▸ **What you need to do**: Write the line that includes "Read all visible content and emit it as JSON." and all subsequent lines, exactly as written, and nothing more.

..............................

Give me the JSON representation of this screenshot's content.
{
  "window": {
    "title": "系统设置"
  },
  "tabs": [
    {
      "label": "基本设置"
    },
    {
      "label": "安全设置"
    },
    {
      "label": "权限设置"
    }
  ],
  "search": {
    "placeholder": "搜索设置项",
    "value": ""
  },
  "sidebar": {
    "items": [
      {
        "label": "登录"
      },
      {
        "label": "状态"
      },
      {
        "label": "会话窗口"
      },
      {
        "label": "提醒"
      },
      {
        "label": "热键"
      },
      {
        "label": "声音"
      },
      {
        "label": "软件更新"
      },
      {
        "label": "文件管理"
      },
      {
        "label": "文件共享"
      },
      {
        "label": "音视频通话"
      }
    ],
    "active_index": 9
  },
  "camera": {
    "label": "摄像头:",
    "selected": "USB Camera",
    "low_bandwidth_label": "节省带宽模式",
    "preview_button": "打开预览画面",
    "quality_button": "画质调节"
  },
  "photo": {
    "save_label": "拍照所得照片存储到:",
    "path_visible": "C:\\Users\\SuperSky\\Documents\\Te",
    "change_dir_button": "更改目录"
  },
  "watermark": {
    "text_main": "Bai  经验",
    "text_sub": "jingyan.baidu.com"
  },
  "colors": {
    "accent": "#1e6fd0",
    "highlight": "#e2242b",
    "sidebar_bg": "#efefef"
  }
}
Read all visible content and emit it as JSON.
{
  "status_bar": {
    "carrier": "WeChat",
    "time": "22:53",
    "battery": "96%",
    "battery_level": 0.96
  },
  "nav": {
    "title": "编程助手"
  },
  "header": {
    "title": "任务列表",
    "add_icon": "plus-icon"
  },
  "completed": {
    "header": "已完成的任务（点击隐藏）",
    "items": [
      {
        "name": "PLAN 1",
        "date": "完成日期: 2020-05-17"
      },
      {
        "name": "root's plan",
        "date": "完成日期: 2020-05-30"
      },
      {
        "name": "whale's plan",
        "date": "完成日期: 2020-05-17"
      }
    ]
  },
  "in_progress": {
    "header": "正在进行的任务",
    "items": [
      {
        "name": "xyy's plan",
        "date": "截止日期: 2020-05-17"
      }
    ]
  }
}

..............................

▸ **The response**:
Read all visible content and emit it as JSON.
{
  "status_bar": {
    "carrier": "WeChat",
    "time": "22:53",
    "battery": "96%",
    "battery_level": 0.96
  },
  "nav": {
    "title": "编程助手"
  },
  "header": {
    "title": "任务列表",
    "add_icon": "plus-icon"
  },
  "completed": {
    "header": "已完成的任务（点击隐藏）",
    "items": [
      {
        "name": "PLAN 1",
        "date": "完成日期: 2020-05-17"
      },
      {
        "name": "root's plan",
        "date": "完成日期: 2020-05-30"
      },
      {
        "name": "whale's plan",
        "date": "完成日期: 2020-05-17"
      }
    ]
  },
  "in_progress": {
    "header": "正在进行的任务",
    "items": [
      {
        "name": "xyy's plan",
        "date": "截止日期: 2020-05-17"
      }
    ]
  }
}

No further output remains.